[Stored items]
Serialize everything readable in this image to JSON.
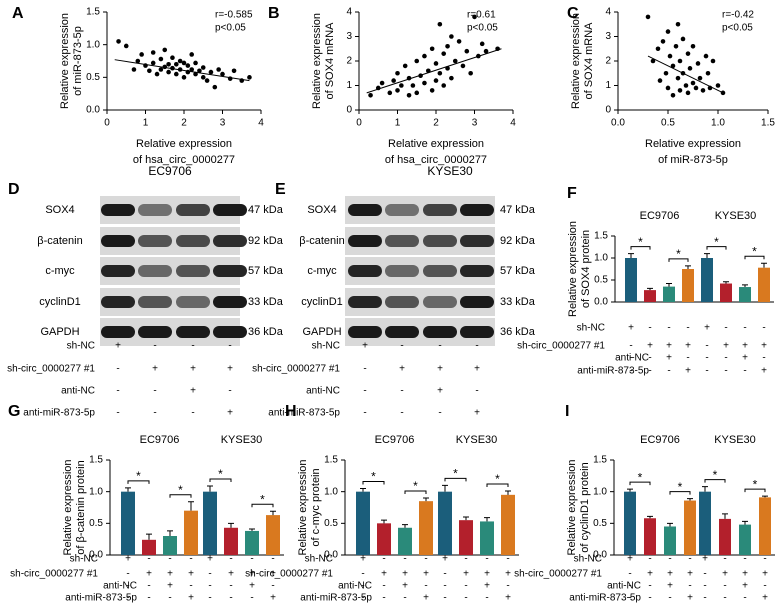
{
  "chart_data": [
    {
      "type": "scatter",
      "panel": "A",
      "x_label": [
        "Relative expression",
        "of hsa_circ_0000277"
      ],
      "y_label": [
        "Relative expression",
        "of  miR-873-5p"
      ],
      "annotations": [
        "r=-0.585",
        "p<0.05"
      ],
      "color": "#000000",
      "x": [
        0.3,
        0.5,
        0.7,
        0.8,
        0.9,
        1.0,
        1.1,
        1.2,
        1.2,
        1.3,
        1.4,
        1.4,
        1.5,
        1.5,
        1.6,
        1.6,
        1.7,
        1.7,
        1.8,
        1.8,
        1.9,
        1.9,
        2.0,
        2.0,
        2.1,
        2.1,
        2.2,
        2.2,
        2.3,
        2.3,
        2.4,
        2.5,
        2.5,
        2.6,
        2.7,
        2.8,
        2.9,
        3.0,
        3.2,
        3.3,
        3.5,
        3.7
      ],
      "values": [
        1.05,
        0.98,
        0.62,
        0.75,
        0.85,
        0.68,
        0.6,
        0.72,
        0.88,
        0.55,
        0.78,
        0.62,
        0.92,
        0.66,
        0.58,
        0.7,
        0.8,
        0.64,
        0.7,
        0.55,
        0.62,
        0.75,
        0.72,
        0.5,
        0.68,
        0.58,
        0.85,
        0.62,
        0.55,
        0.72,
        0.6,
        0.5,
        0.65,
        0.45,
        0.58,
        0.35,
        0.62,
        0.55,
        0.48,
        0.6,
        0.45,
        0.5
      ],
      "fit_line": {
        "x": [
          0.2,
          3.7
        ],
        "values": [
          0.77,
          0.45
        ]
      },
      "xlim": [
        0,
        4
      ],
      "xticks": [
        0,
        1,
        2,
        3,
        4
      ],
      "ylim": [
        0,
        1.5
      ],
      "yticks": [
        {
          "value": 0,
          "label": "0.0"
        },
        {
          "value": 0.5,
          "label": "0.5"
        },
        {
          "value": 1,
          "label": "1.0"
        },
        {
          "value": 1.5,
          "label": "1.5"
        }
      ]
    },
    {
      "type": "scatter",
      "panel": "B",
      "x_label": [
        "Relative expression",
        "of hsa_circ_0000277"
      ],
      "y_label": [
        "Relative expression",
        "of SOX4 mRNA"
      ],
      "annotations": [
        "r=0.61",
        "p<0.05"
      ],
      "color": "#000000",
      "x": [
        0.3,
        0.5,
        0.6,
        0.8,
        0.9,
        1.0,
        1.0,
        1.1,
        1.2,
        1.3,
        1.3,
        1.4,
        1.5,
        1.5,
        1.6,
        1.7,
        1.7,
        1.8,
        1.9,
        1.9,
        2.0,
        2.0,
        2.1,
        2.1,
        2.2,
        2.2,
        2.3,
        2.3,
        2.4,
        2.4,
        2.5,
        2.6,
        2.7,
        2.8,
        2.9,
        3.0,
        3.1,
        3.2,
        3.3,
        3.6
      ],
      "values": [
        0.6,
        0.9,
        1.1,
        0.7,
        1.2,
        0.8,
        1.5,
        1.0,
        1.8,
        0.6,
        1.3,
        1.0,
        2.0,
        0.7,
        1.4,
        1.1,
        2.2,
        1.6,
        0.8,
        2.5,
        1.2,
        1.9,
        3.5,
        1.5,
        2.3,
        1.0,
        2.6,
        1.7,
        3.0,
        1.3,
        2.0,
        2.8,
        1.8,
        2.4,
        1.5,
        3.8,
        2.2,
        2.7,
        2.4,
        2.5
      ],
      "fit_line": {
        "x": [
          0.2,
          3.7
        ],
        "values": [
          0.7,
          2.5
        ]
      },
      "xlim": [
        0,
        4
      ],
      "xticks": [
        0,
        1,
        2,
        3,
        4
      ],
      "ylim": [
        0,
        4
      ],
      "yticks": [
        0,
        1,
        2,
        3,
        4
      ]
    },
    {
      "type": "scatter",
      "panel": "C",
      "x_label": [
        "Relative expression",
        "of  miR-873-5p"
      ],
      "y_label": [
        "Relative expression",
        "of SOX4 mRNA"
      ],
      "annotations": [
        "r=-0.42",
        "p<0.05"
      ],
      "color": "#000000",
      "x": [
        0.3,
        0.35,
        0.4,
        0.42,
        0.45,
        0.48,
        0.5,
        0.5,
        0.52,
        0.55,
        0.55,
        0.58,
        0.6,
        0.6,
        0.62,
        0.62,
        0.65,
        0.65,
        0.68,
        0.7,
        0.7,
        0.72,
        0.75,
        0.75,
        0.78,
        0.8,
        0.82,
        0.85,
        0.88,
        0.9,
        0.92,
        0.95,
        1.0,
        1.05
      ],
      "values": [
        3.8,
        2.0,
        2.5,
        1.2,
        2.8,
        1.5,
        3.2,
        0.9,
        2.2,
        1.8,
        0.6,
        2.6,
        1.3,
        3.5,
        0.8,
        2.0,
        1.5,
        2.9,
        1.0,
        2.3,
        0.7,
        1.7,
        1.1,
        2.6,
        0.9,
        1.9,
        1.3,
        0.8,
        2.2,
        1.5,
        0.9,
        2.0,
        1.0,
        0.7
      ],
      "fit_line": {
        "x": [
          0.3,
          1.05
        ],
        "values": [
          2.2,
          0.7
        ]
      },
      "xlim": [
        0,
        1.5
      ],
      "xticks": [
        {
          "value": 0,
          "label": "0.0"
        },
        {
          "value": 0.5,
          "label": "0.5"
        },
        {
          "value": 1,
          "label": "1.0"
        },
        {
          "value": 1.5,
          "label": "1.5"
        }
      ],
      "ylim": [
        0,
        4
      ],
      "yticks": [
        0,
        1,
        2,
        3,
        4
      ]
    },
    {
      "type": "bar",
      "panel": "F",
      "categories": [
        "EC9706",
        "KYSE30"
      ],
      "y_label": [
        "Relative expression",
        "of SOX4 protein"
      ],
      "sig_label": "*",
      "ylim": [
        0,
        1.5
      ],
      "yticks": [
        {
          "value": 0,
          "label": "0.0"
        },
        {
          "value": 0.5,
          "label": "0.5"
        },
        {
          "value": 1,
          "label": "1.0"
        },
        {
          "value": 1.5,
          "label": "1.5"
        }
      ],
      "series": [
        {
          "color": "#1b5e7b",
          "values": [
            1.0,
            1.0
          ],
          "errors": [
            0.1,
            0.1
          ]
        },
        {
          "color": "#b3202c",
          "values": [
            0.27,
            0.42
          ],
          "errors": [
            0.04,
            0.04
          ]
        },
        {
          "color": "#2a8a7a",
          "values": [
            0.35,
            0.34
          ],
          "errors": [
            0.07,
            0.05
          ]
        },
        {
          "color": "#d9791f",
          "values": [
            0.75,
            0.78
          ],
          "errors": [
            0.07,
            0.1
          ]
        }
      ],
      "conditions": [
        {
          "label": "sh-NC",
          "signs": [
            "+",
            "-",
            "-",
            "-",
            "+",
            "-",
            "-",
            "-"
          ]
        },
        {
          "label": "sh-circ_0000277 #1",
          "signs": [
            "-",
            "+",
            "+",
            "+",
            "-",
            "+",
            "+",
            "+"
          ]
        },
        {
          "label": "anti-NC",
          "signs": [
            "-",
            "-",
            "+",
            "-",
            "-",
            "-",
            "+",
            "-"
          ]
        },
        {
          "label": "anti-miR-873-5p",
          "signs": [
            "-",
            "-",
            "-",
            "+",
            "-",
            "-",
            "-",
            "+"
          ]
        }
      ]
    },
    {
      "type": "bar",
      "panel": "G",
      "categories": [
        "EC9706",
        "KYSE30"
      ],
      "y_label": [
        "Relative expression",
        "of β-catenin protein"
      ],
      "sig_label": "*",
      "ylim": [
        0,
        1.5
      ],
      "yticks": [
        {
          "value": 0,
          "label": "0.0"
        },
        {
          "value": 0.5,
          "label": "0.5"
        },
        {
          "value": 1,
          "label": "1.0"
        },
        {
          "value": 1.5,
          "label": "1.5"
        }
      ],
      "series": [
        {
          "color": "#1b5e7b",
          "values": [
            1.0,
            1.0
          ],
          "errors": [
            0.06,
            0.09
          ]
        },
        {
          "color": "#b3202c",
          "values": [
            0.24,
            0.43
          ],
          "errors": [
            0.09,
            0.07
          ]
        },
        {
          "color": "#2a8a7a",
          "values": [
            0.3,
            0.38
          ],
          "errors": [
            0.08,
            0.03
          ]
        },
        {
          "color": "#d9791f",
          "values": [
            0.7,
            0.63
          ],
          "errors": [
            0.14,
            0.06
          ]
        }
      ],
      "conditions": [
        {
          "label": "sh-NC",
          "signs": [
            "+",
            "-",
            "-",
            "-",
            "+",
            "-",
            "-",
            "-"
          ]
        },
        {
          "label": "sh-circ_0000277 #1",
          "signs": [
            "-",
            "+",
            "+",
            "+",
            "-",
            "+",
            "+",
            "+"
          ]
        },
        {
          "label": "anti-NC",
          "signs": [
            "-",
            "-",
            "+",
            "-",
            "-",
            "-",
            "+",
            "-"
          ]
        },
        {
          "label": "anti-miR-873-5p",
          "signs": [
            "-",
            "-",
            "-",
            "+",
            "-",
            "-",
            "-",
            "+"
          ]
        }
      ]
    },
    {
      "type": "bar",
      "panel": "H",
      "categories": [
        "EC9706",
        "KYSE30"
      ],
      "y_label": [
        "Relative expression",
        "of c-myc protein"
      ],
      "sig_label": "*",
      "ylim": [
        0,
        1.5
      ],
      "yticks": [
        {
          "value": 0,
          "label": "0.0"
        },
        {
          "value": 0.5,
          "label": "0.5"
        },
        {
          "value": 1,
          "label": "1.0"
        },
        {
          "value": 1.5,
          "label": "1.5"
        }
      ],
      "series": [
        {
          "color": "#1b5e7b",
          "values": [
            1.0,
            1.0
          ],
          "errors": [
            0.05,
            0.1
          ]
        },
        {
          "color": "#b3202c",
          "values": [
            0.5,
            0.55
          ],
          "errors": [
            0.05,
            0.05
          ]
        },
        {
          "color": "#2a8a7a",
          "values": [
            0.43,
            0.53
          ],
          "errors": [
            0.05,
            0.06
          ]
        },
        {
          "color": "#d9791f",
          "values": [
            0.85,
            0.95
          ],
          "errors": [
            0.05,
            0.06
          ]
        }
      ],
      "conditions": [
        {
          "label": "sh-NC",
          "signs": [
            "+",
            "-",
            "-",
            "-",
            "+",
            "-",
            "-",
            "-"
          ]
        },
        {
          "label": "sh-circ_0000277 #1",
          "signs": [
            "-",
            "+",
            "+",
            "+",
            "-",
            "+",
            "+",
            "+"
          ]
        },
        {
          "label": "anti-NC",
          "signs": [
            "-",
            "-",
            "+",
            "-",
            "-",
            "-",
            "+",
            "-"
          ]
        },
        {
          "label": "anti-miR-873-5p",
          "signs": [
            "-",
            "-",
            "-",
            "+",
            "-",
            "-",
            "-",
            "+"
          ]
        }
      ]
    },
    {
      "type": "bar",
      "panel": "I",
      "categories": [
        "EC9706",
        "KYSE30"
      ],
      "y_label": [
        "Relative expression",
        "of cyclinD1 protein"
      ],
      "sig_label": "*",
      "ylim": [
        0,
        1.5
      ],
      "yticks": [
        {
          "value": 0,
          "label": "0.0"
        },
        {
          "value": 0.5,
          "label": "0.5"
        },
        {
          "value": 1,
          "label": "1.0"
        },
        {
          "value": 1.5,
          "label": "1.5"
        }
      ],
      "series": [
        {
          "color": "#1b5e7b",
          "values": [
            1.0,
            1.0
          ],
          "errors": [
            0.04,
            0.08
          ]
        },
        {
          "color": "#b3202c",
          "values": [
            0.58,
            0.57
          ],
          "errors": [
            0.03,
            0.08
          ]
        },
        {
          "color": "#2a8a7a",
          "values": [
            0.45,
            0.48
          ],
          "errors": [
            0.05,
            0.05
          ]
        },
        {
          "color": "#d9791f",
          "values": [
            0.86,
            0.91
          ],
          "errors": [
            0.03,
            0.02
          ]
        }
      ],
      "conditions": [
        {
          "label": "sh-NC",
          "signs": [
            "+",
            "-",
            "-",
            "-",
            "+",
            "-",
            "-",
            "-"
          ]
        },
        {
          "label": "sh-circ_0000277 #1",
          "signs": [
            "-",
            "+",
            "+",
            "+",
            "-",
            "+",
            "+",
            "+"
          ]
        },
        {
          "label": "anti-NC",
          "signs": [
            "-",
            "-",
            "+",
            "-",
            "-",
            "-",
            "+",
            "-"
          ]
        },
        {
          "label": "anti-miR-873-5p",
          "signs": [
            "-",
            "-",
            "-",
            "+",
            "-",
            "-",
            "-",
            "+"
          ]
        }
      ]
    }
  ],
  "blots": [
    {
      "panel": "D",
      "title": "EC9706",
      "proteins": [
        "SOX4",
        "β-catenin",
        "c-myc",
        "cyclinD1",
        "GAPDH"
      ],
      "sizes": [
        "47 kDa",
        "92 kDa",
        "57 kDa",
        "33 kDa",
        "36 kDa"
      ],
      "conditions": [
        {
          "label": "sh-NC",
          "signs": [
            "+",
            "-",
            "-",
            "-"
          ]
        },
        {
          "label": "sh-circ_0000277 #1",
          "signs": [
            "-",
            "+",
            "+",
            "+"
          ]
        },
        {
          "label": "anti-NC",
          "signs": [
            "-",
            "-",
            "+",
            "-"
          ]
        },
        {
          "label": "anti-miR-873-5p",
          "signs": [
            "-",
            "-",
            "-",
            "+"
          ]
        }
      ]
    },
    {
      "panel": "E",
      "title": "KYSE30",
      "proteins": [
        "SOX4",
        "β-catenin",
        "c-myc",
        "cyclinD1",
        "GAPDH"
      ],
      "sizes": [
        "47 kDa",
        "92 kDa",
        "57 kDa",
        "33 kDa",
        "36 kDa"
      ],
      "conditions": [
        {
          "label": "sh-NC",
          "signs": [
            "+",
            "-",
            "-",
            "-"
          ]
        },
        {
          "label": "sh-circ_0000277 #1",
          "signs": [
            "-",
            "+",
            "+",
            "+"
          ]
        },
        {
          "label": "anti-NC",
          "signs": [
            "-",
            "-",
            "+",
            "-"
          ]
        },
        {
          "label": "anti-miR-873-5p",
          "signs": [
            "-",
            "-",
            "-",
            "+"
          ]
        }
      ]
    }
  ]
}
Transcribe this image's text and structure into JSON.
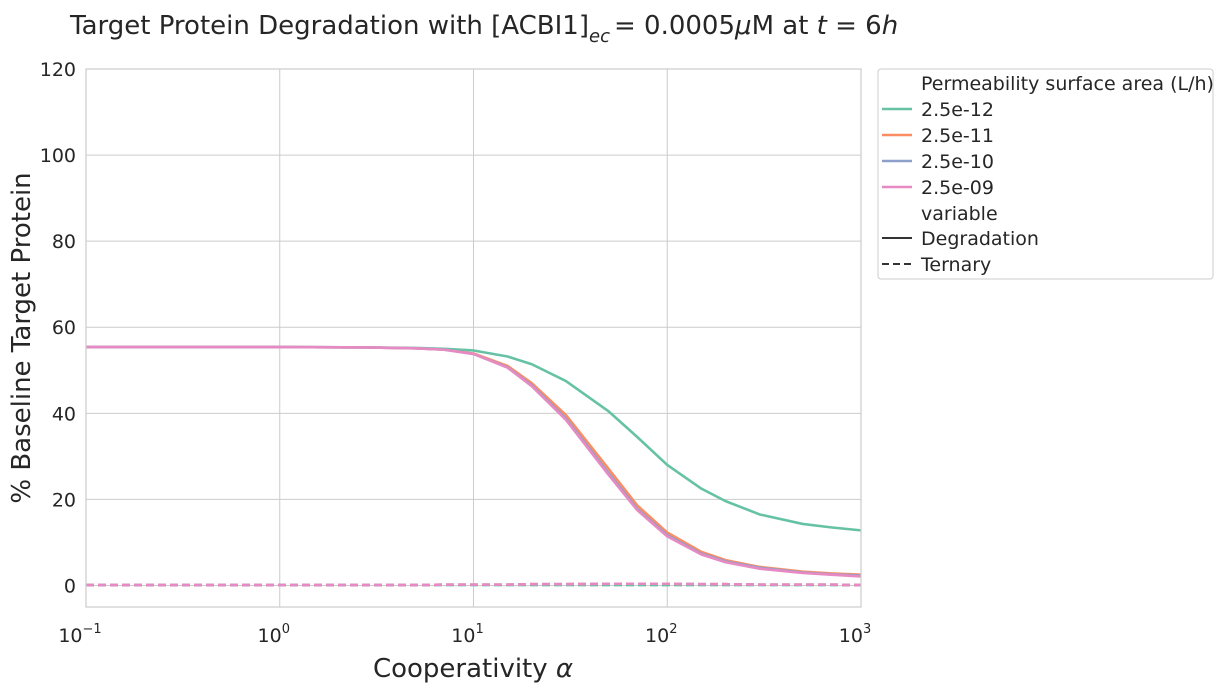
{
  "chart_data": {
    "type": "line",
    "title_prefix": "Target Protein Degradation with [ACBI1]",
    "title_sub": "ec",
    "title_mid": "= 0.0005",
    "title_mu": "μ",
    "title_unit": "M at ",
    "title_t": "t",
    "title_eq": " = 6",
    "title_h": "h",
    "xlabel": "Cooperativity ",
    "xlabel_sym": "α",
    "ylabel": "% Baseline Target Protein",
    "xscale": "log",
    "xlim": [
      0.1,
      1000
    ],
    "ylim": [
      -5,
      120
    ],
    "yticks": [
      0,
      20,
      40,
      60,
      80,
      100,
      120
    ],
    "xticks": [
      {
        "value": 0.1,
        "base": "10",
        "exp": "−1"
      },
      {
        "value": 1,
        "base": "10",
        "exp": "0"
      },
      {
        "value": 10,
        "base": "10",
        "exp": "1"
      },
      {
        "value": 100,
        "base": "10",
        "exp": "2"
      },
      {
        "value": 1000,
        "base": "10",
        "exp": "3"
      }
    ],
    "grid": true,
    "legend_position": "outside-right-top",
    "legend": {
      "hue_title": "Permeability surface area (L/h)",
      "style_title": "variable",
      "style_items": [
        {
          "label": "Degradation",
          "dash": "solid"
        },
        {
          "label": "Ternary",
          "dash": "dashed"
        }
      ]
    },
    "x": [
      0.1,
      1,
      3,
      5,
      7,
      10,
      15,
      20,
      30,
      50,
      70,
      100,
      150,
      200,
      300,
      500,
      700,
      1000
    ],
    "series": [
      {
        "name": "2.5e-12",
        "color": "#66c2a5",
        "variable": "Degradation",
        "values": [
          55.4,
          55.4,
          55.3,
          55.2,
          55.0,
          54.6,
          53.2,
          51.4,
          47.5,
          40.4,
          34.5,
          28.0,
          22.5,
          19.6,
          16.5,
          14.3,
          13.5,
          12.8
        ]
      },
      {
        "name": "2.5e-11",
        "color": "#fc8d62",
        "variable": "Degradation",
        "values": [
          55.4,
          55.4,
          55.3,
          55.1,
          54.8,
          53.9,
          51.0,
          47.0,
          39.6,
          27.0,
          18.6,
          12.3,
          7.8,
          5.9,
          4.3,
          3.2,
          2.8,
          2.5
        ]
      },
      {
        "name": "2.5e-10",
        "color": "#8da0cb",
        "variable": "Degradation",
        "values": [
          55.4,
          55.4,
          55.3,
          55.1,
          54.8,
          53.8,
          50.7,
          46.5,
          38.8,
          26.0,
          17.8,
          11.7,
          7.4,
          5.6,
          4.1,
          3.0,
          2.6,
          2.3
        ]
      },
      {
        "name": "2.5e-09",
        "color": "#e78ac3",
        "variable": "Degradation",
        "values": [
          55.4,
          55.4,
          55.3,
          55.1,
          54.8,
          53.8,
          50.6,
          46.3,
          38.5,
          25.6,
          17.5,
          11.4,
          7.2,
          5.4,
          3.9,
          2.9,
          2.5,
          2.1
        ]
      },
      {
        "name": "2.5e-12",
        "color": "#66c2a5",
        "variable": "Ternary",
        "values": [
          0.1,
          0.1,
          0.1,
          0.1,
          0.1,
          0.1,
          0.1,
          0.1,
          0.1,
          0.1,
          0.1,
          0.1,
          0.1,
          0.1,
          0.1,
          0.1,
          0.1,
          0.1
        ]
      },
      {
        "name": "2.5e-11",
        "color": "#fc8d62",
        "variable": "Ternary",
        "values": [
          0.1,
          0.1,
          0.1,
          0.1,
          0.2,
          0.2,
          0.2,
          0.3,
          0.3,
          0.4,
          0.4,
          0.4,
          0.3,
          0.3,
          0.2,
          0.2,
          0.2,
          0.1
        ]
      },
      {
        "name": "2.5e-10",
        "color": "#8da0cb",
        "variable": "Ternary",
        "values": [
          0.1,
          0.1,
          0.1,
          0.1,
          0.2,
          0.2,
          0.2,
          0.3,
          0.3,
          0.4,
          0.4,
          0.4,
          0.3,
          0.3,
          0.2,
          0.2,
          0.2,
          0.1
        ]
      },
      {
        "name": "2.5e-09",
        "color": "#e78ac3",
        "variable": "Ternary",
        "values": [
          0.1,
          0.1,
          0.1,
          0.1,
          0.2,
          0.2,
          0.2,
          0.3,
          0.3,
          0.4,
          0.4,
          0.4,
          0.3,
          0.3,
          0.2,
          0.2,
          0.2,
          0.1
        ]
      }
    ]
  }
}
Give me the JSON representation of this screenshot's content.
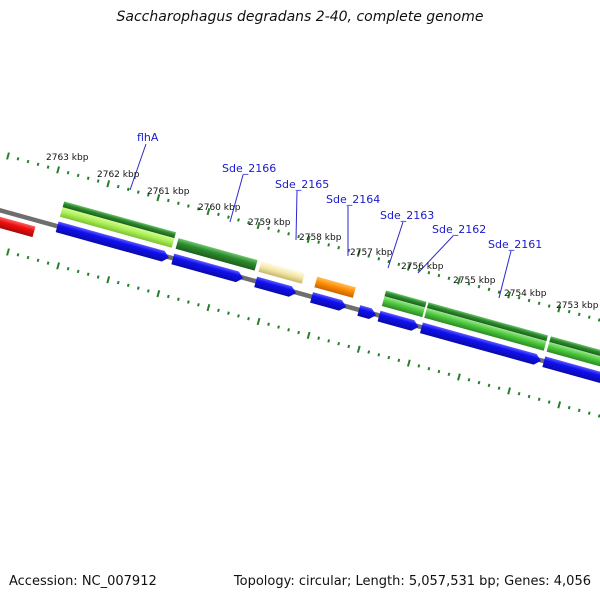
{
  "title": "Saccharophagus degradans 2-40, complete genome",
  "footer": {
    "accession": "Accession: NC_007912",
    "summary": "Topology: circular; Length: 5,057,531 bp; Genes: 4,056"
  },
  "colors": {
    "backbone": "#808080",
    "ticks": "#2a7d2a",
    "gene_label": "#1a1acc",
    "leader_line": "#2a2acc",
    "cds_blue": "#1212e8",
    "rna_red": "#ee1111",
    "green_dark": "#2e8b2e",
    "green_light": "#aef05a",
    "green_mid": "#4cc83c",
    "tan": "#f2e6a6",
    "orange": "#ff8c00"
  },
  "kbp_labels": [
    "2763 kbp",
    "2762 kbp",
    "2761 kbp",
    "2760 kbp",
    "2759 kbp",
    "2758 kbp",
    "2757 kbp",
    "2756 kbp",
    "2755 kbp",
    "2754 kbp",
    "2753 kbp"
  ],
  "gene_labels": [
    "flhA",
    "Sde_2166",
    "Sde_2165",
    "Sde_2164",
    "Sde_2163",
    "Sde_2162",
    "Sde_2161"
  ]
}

● Activity: Please retype exactly the lines from the one containing "Give me the" to the last line of the records above, both included, without any pictures.

● Output:
Give me the JSON representation of this screenshot's content.
{
  "title": "Saccharophagus degradans 2-40, complete genome",
  "footer": {
    "accession": "Accession: NC_007912",
    "summary": "Topology: circular; Length: 5,057,531 bp; Genes: 4,056"
  },
  "colors": {
    "backbone": "#808080",
    "ticks": "#2a7d2a",
    "gene_label": "#1a1acc",
    "leader_line": "#2a2acc",
    "cds_blue": "#1212e8",
    "rna_red": "#ee1111",
    "green_dark": "#2e8b2e",
    "green_light": "#aef05a",
    "green_mid": "#4cc83c",
    "tan": "#f2e6a6",
    "orange": "#ff8c00"
  },
  "kbp_labels": [
    "2763 kbp",
    "2762 kbp",
    "2761 kbp",
    "2760 kbp",
    "2759 kbp",
    "2758 kbp",
    "2757 kbp",
    "2756 kbp",
    "2755 kbp",
    "2754 kbp",
    "2753 kbp"
  ],
  "gene_labels": [
    "flhA",
    "Sde_2166",
    "Sde_2165",
    "Sde_2164",
    "Sde_2163",
    "Sde_2162",
    "Sde_2161"
  ]
}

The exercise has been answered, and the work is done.